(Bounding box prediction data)
• • • •
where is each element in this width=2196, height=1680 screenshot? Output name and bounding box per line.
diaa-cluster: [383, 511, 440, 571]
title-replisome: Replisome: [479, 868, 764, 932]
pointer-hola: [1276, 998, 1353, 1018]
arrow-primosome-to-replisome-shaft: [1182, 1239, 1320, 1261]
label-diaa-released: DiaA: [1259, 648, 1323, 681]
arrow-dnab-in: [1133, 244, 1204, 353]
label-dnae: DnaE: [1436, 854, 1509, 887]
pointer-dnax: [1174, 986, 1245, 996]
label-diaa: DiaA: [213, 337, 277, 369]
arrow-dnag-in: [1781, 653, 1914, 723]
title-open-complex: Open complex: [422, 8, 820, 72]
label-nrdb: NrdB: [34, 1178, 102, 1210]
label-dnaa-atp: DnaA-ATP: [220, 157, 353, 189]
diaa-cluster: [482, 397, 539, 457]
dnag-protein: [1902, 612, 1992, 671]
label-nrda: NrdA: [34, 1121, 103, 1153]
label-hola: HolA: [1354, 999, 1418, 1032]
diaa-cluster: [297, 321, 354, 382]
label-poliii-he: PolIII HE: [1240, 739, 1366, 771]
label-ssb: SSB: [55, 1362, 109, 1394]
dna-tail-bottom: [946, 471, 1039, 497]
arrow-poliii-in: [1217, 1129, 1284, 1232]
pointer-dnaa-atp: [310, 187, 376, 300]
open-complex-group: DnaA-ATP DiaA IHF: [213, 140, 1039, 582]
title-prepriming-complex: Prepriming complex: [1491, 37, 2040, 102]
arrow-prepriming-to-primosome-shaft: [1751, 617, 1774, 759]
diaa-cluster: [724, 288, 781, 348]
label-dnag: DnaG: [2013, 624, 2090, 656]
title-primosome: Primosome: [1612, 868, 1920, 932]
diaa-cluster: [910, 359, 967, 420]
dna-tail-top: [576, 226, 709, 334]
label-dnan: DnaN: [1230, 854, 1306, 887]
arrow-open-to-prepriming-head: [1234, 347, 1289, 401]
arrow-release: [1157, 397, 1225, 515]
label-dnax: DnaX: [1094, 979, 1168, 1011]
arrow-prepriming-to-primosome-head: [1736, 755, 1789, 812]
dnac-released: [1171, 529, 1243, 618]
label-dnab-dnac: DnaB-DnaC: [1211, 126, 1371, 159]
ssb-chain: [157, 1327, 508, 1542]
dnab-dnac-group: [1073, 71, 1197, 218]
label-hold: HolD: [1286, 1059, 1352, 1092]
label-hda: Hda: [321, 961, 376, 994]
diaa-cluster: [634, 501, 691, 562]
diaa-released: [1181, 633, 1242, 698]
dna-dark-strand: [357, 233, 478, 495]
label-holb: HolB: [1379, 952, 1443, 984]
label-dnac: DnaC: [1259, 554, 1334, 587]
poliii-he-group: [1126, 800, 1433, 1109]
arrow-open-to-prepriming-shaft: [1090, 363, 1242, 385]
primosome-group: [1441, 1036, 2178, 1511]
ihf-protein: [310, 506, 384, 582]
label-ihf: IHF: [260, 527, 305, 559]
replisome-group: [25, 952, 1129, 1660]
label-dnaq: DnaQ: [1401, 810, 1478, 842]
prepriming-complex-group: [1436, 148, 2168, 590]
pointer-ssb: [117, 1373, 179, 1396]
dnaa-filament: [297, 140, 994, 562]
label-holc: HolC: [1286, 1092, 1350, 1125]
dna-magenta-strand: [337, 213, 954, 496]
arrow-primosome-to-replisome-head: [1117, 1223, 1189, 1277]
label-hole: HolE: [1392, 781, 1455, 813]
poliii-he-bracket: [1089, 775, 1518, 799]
• • • •
Answer with one number: how many lines of the entries above include the word "pointer".

• _TASK RESULT_
4